◆ Selected text
In the early years of the bowl, from 1946–1952, it featured a team from the Southern Conference against an at-large opponent. Beginning with the 1953 game, it switched to generally featuring a Southeastern Conference (SEC) team against an at-large opponent. From 1953 to the 1975 game, at least one SEC team appeared in 20 out of the 24 games, and in three of those games both teams were from the SEC. The games from 1976 to 1995 usually, but not always, involved a team from the southeastern United States against a team from another part of the country. Teams from the Atlantic Coast Conference (ACC) played in ten of these 20 games.

From 1996–2006, the Gator Bowl traditionally hosted the second-place ACC team against the second-place Big East Conference team. With the 2007 game, the ACC runner-up became contractually tied to play in the Chick-fil-A Bowl and the Gator Bowl began hosting the third-place ACC team versus a team from either the Big East (still the conference's #2 team unless they qualified for the Bowl Championship Series), the Big 12 Conference, or the unaffiliated Notre Dame Fighting Irish (who would take the Big East's spot in this game). The contract, which ran for four years, was held in conjunction with the Sun Bowl, with the Gator Bowl receiving first choice of teams, and required both bowls to take Big East teams twice and Big 12 teams twice. Since the previous two Gator Bowls featured the Texas Tech Red Raiders and the Nebraska Cornhuskers, both Big 12 teams, a Big East team or Notre Dame would play in the 2010 Gator Bowl per the terms of the contract (West Virginia lost to Florida State in this game).

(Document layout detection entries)
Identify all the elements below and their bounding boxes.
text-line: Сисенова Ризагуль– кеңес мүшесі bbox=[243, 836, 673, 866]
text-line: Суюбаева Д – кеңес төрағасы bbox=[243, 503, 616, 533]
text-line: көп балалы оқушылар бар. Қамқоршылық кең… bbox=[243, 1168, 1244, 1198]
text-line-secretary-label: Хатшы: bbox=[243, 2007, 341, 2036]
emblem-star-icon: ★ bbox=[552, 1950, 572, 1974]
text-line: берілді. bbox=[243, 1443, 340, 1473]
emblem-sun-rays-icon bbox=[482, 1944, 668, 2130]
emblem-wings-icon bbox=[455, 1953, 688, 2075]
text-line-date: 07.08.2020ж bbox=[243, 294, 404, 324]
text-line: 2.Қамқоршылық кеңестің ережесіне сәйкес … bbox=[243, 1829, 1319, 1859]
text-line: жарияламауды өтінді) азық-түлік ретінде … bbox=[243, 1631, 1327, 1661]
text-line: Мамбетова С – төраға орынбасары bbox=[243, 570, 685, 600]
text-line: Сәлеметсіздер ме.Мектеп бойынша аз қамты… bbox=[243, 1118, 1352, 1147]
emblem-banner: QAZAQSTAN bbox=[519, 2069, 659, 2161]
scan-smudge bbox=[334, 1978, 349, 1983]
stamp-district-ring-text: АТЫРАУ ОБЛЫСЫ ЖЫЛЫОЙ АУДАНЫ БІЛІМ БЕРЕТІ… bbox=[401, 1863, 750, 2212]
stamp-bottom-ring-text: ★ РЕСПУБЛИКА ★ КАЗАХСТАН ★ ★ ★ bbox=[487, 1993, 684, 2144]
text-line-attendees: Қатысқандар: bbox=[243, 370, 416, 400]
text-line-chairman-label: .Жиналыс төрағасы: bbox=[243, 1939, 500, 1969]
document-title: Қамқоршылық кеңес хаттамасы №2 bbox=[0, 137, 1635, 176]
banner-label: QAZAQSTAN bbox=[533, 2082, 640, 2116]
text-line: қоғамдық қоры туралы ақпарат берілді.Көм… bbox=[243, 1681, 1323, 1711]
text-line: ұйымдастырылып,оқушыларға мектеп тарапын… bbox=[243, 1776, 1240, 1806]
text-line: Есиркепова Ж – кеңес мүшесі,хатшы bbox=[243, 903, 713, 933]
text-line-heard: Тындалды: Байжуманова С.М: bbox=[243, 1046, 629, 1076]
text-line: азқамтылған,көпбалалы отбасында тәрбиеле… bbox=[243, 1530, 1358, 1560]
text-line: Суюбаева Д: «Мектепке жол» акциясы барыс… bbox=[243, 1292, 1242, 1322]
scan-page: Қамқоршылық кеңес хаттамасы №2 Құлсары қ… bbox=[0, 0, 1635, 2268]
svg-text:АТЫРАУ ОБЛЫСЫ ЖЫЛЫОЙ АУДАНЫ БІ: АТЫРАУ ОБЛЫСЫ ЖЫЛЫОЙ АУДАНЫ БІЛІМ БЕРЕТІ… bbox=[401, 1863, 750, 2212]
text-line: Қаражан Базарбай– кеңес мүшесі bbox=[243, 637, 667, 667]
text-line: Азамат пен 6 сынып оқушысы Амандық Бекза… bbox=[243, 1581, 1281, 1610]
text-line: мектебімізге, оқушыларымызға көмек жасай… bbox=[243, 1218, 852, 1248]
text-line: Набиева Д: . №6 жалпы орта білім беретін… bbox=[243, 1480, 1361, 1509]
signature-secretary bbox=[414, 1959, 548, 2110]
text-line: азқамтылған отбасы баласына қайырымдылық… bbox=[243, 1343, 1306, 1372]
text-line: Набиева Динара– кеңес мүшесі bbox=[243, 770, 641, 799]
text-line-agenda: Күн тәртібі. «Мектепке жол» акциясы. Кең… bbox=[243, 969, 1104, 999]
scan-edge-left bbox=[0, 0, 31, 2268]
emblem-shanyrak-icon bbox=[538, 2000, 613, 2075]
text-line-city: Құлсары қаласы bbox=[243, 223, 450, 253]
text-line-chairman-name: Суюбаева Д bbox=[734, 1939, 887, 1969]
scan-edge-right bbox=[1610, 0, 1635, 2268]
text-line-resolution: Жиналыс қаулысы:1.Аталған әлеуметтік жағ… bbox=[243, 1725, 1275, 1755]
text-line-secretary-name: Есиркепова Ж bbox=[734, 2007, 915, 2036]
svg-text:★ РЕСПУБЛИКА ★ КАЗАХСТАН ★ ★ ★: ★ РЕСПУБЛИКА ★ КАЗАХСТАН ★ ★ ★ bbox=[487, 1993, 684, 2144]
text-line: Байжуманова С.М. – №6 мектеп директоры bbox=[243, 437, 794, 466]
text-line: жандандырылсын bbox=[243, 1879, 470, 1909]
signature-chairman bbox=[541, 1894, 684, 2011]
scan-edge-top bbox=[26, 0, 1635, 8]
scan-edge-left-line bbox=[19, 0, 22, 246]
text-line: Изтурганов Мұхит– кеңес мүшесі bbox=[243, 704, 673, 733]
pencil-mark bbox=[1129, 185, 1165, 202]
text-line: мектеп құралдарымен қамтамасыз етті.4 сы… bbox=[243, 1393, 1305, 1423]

◆ Things to do
1. According to the Gator Bowl passage, from 1996–2006 which teams did the Gator Bowl traditionally host?
2. Rewrite the Gator Bowl passage from "In the early" up to and including "these 20 games.", changing "opponent" to "rival".
The entries aren't needed.

◆ Numbered responses
1. The second-place ACC team against the second-place Big East Conference team.

2.
In the early years of the bowl, from 1946–1952, it featured a team from the Southern Conference against an at-large rival. Beginning with the 1953 game, it switched to generally featuring a Southeastern Conference (SEC) team against an at-large rival. From 1953 to the 1975 game, at least one SEC team appeared in 20 out of the 24 games, and in three of those games both teams were from the SEC. The games from 1976 to 1995 usually, but not always, involved a team from the southeastern United States against a team from another part of the country. Teams from the Atlantic Coast Conference (ACC) played in ten of these 20 games.